# Source extract:
========================
Novel genomic alteration in superficial esophageal squamous cell neoplasms in non-smoker non-drinker females

• Published in: Scientific reports Vol. 11; no. 1; p. 20150
• Main Authors: Onozato, Yusuke, Sasaki, Yu, Abe, Yasuhiko, Sato, Hidenori, Yagi, Makoto, Mizumoto, Naoko, Kon, Takashi, Sakai, Takayuki, Ito, Minami, Umehara, Matsuki, Koseki, Ayumi, Ueno, Yoshiyuki
• Format: Journal Article
• Language: English
• Published: England Nature Publishing Group 11.10.2021; Nature Publishing Group UK; Nature Portfolio
• Subjects: Aged; Alcohol Drinking - trends; Alcohol use; Biomarkers, Tumor - genetics; Drinking behavior; Epithelium; Esophageal Neoplasms - genetics; Esophageal Neoplasms - pathology; Esophageal Squamous Cell Carcinoma - genetics; Esophageal Squamous Cell Carcinoma - pathology; Esophagus; Esophagus - metabolism; Esophagus - pathology; Female; Females; Follow-Up Studies; Gene Expression Profiling; Genomics; Humans; Male; Males; Non-Smokers - statistics & numerical data; Polymorphism, Single Nucleotide; Prognosis; Retrospective Studies; Risk Factors; Smoking; Squamous cell carcinoma
• ISSN: 2045-2322; 2045-2322
• DOI: 10.1038/s41598-021-99790-z

Alcohol consumption and smoking pose a significant risk for esophageal squamous cell neoplasia (ESCN) development in males; however, ESCN is often diagnosed in non-drinking and non-smoking females. The mechanisms underlying these differences remain elusive, and understanding them can potentially identify novel pathways involved in ESCN development. We performed short-read sequencing to identify somatic variants on a cancer panel targeting 409 genes using DNA extracted from the superficial squamous cell carcinoma (ESCC) tissues and adjacent non-neoplastic epithelium (NE), and immunohistochemical staining of the protein encoded by the target gene. All male patients (n = 117) were drinkers or smokers, whereas 45% of the female patients (n = 33) were not. Somatic variants were compared among three age-matched groups: 13 female ESCC patients with smoking and drinking habits (known-risk group, F-KR), 13 female ESCC patients without these habits (unknown-risk group, F-UR), and 27 males with ESCC and smoking and drinking habits (M-KR). In the NE, the frequencies of CDKN2A variants were significantly higher in F-UR than in F-KR and M-KR. In both ESCC and NE, p14ARF was significantly overexpressed in F-UR than in the other groups. In conclusion, CDKN2A might be important in ESCC development, independent of known risk factors.
========================
# Entries shown:

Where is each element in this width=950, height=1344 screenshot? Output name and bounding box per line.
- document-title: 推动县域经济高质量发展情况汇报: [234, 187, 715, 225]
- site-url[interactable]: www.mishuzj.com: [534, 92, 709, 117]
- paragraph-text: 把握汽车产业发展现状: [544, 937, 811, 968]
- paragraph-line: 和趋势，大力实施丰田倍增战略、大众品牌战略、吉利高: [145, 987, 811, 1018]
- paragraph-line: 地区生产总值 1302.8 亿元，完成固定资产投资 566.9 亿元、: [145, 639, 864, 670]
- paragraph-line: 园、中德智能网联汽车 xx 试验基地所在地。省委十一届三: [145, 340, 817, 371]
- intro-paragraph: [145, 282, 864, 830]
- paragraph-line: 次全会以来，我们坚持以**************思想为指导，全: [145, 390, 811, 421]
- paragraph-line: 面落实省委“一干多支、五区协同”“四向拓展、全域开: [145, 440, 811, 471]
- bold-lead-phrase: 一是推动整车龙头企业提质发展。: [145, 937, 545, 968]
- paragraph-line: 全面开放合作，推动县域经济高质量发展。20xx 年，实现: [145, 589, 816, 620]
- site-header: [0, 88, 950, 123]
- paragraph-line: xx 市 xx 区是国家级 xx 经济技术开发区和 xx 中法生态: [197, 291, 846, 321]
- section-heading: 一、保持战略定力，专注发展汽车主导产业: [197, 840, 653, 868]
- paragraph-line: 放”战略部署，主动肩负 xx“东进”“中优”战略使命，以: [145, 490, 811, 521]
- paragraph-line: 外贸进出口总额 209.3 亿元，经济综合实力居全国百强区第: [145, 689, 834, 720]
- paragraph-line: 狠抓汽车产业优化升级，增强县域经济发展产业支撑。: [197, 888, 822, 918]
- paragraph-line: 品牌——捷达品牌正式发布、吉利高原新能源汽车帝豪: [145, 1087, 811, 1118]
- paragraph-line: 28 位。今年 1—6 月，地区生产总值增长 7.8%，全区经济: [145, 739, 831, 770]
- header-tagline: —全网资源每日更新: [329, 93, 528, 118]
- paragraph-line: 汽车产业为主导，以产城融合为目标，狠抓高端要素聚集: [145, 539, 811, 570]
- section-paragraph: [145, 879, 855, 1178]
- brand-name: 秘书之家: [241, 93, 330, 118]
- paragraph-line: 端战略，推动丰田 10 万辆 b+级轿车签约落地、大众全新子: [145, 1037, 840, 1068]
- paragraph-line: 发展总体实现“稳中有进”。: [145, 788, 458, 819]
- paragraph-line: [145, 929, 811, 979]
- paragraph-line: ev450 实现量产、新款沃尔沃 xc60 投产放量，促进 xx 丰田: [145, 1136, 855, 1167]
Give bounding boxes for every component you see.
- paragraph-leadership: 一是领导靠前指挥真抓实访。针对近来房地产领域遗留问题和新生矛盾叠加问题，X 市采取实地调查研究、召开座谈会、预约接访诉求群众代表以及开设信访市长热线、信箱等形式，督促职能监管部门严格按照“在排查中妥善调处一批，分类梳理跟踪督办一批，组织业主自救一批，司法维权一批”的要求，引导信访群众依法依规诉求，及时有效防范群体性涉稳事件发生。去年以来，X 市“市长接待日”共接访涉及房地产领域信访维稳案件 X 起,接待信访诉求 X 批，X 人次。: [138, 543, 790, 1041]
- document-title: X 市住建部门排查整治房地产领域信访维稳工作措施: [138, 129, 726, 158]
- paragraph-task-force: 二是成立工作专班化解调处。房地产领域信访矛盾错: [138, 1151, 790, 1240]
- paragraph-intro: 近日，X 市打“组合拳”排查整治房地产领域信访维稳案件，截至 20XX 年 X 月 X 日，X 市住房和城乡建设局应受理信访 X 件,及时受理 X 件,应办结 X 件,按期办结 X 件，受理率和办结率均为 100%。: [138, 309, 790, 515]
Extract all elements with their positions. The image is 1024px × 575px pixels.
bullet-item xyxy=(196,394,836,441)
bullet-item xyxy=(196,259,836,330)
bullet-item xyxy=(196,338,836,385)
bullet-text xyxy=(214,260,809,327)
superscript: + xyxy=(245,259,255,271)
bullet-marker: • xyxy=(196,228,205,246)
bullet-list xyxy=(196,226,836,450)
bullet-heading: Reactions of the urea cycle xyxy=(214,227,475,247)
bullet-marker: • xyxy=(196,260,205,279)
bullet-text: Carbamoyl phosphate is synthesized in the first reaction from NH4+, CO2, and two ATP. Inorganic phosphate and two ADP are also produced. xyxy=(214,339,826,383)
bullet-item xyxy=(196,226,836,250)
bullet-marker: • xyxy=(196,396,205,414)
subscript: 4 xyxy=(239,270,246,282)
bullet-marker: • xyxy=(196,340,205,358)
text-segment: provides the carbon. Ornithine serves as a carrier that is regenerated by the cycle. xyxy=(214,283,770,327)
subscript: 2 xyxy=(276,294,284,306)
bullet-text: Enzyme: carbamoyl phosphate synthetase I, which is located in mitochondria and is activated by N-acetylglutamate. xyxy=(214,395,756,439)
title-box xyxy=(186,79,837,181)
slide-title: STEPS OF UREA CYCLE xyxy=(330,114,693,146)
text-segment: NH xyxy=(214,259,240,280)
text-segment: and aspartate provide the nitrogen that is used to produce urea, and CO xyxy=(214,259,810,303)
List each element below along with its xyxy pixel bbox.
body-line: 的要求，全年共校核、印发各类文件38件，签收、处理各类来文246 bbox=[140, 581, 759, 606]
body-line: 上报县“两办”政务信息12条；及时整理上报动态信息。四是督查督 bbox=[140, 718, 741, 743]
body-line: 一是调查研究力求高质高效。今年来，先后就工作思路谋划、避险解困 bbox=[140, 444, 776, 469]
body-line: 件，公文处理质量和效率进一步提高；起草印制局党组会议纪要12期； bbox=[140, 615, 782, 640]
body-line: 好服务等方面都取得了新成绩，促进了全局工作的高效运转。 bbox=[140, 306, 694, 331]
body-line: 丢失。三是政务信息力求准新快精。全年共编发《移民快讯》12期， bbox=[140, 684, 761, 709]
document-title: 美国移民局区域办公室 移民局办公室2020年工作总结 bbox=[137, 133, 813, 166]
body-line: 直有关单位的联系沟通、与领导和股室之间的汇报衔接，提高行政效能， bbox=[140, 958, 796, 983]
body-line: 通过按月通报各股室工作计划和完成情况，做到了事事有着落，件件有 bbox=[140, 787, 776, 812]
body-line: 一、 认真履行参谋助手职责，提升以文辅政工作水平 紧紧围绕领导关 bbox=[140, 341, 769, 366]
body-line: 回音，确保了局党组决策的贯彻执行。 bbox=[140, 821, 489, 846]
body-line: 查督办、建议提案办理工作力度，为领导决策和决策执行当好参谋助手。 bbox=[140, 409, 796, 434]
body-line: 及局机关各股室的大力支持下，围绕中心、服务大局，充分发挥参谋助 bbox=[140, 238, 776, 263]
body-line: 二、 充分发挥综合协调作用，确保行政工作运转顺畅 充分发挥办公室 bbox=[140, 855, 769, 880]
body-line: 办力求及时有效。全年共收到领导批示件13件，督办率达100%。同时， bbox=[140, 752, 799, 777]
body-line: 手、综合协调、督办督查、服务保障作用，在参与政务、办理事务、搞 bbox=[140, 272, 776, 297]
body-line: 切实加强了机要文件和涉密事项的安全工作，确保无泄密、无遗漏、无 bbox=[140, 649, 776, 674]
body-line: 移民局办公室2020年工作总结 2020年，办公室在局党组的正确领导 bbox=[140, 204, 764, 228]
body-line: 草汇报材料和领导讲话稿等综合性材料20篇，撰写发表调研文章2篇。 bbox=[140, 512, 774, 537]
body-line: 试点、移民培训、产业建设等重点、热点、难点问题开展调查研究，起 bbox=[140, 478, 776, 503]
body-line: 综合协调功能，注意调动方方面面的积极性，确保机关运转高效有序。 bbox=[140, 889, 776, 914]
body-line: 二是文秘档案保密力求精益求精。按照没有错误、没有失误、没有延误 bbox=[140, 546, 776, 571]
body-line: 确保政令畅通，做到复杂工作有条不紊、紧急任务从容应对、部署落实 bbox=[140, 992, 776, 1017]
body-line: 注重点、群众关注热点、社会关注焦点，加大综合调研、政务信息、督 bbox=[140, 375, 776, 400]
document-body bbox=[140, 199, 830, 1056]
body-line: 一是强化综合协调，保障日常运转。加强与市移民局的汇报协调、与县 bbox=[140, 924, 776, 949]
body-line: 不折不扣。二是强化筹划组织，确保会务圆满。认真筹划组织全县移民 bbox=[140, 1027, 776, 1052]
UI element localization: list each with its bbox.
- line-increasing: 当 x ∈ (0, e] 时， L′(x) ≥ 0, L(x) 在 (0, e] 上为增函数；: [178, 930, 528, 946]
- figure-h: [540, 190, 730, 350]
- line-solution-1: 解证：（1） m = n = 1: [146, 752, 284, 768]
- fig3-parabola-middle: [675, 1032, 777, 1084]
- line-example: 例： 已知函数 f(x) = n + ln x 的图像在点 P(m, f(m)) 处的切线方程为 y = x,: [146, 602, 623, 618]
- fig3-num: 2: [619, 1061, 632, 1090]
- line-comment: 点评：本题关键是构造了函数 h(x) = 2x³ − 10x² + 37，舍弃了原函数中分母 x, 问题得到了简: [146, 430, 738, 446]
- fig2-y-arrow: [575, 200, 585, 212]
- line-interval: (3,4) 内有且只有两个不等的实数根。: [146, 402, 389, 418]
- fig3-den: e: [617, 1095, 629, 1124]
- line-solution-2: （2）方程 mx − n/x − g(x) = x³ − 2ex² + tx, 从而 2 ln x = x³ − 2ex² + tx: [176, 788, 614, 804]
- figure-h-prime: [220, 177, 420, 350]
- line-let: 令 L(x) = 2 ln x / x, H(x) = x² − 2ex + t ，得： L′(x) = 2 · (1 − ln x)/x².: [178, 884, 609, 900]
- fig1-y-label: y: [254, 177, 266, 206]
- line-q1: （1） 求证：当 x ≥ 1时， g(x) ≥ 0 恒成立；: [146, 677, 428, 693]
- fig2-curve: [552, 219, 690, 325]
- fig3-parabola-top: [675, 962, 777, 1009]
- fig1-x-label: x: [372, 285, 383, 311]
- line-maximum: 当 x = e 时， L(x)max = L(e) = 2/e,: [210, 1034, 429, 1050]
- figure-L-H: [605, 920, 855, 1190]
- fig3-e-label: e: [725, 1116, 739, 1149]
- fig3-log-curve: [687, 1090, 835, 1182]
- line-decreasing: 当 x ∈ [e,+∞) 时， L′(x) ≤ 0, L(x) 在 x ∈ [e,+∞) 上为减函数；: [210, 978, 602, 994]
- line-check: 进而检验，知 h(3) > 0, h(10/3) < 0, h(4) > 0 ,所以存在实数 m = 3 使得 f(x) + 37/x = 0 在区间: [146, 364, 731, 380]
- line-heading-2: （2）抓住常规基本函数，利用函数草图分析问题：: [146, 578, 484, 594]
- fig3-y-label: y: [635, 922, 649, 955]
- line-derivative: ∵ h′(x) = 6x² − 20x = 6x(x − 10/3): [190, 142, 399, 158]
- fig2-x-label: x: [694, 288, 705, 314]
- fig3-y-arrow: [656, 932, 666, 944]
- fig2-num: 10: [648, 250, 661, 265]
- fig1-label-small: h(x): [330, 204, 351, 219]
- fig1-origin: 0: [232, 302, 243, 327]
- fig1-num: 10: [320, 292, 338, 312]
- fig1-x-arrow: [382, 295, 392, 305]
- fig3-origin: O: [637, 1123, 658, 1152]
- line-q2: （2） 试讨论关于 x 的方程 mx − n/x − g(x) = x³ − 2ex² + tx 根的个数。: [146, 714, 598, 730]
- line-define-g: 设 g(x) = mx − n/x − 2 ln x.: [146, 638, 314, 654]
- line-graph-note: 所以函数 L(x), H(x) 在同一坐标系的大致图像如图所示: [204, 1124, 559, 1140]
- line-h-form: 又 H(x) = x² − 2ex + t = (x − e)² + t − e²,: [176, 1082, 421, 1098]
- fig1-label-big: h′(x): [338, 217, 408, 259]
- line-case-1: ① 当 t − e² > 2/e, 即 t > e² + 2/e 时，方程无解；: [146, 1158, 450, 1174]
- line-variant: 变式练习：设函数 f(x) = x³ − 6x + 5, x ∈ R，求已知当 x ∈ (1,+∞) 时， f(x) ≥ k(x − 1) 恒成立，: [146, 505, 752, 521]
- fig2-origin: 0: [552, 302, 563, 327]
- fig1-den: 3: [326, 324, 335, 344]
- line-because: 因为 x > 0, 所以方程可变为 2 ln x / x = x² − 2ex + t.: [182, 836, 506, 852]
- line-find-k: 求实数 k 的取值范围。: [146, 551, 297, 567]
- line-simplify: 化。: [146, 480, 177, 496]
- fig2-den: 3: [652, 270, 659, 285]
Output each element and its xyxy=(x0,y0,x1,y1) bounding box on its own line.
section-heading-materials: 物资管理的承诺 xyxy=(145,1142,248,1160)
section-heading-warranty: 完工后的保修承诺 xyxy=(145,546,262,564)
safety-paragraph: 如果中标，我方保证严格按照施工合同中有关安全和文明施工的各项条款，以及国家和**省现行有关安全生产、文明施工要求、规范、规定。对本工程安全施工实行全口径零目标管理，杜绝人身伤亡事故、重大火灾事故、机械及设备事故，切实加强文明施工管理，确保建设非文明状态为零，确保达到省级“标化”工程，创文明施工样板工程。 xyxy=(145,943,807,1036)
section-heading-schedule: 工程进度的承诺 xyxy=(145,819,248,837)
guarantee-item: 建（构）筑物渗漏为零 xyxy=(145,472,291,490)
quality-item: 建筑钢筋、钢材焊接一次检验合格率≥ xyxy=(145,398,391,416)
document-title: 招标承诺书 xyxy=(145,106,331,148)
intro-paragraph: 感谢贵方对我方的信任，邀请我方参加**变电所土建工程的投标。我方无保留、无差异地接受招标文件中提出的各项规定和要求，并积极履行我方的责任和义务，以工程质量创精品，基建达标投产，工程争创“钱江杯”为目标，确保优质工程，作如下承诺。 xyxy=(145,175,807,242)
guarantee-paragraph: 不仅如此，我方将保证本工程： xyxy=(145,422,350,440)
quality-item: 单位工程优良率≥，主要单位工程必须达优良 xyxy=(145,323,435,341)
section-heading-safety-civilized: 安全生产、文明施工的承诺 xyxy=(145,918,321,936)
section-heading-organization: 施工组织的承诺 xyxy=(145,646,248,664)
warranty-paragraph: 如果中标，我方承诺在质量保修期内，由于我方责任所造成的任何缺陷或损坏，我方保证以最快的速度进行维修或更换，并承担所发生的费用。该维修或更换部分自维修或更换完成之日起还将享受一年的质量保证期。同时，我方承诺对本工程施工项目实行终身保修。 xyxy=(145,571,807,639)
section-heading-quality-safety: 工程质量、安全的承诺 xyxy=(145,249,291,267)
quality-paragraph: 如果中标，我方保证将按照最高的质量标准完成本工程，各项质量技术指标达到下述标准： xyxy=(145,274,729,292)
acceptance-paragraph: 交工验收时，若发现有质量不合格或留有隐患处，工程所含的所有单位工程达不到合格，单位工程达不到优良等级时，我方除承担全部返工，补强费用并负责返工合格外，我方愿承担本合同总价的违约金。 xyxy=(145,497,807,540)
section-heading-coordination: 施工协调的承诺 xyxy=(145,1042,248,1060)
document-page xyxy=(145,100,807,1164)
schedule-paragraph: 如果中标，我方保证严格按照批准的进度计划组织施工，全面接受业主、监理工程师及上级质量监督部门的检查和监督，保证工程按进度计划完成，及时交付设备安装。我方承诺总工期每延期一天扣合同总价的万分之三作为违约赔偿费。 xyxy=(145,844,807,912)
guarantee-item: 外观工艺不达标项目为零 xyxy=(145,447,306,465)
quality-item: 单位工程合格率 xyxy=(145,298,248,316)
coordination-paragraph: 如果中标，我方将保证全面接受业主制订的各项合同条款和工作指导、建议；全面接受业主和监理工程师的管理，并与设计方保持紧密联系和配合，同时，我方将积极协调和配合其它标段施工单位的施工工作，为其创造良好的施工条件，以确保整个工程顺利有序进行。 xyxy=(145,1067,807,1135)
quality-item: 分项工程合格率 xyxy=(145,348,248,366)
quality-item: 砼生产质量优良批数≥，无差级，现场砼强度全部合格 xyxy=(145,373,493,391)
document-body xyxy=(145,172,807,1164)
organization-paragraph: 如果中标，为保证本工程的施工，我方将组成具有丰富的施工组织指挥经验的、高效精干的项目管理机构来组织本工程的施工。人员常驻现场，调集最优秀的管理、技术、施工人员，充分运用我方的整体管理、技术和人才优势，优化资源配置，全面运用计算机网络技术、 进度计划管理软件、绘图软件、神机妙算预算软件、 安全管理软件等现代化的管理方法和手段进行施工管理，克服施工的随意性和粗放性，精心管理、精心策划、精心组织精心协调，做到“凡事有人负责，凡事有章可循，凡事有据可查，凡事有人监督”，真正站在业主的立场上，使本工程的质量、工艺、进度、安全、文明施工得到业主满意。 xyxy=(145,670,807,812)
========================
# Task to carry out:
From the esophageal cancer abstract, list every age-matched group whose somatic variants were compared, giving each group's abbreviation, size, and description.

# Answer to the exercise:
- F-KR: 13 female ESCC patients with smoking and drinking habits (known-risk group)
- F-UR: 13 female ESCC patients without smoking and drinking habits (unknown-risk group)
- M-KR: 27 males with ESCC and smoking and drinking habits